>> BEGIN EXERCISE MATERIALS

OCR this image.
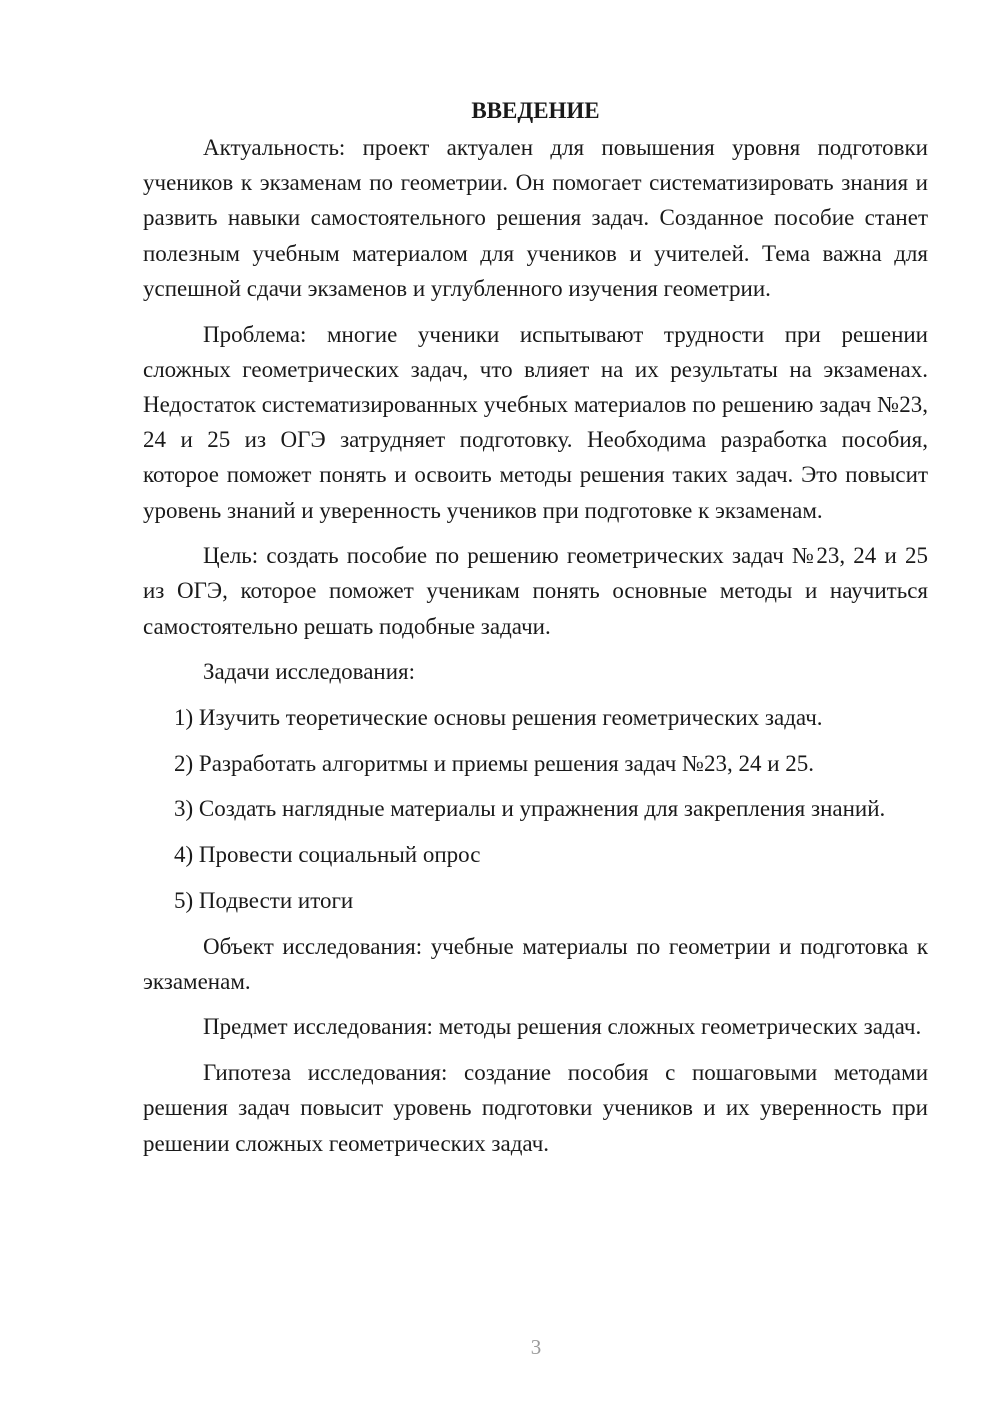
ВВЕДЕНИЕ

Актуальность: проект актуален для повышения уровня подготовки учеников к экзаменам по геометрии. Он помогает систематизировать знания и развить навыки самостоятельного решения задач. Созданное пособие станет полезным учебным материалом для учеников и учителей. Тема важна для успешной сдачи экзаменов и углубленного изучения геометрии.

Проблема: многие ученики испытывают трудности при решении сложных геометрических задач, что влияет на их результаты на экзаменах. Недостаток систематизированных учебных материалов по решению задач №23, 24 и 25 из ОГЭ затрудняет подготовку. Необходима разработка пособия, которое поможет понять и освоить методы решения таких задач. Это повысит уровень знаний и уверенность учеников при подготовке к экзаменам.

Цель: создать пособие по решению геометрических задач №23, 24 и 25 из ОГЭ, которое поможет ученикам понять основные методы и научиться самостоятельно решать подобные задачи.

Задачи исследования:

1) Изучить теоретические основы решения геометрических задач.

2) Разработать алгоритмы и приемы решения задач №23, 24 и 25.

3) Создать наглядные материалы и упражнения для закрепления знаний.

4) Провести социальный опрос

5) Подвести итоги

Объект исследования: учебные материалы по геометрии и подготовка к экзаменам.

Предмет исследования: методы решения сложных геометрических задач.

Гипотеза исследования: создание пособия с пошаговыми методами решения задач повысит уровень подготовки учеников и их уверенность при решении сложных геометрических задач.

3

>> END EXERCISE MATERIALS
>> BEGIN EXERCISE MATERIALS

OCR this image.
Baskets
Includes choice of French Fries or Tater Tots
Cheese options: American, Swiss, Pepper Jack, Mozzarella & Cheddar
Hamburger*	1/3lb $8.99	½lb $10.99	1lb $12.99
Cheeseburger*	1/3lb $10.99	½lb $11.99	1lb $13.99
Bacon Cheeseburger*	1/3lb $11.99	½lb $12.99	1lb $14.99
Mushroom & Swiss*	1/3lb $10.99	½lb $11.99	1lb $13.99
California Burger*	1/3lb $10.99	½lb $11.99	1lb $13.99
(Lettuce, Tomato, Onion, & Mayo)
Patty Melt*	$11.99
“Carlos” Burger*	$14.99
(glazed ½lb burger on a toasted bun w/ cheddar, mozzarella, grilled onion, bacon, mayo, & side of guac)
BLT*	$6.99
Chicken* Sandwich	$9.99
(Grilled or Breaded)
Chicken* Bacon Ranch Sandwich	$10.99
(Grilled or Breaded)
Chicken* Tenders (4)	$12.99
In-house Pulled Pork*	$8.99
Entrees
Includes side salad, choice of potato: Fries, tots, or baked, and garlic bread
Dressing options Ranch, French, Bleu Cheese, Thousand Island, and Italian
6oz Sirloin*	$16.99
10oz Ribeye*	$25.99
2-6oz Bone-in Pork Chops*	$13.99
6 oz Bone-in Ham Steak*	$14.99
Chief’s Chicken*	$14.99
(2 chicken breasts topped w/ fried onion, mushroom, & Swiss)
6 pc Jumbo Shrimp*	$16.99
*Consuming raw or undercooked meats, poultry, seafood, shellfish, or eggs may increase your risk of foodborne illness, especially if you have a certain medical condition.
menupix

>> END EXERCISE MATERIALS

- _WHAT IS ASKED_
Find the lines that include the string "поможет", then copy each of them.

- _COMPLETED TASK_
Проблема: многие ученики испытывают трудности при решении сложных геометрических задач, что влияет на их результаты на экзаменах. Недостаток систематизированных учебных материалов по решению задач №23, 24 и 25 из ОГЭ затрудняет подготовку. Необходима разработка пособия, которое поможет понять и освоить методы решения таких задач. Это повысит уровень знаний и уверенность учеников при подготовке к экзаменам.
Цель: создать пособие по решению геометрических задач №23, 24 и 25 из ОГЭ, которое поможет ученикам понять основные методы и научиться самостоятельно решать подобные задачи.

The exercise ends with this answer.